__SET TASK__.
Check every line below for the word "marker" and copy each one that has it.
■ ■ ■ ■ ■
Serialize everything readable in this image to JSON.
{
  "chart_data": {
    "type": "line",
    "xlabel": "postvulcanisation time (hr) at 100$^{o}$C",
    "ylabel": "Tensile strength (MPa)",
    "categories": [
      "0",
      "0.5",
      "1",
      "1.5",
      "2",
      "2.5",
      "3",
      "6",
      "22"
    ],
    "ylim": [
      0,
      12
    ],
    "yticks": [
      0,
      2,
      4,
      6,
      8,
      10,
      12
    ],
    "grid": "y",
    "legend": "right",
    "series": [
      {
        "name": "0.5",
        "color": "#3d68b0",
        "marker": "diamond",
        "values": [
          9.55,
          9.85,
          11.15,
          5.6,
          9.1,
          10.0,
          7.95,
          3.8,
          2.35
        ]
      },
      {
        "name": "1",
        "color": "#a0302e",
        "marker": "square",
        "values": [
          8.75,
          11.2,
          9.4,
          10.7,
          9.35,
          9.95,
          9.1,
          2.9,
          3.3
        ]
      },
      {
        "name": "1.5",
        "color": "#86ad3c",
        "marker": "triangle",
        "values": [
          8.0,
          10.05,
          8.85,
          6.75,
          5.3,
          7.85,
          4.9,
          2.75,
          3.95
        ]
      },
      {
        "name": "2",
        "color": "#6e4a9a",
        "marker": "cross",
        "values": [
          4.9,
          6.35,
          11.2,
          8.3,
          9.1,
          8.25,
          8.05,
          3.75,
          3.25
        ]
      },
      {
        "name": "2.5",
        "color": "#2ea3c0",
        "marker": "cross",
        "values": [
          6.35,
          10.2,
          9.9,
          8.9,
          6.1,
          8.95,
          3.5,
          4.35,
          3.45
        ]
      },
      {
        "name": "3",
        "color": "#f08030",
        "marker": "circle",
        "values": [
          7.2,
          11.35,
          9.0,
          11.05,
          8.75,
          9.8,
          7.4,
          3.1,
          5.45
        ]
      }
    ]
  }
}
■ ■ ■ ■ ■
__OUTPUT__.
        "marker": "diamond",
        "marker": "square",
        "marker": "triangle",
        "marker": "cross",
        "marker": "cross",
        "marker": "circle",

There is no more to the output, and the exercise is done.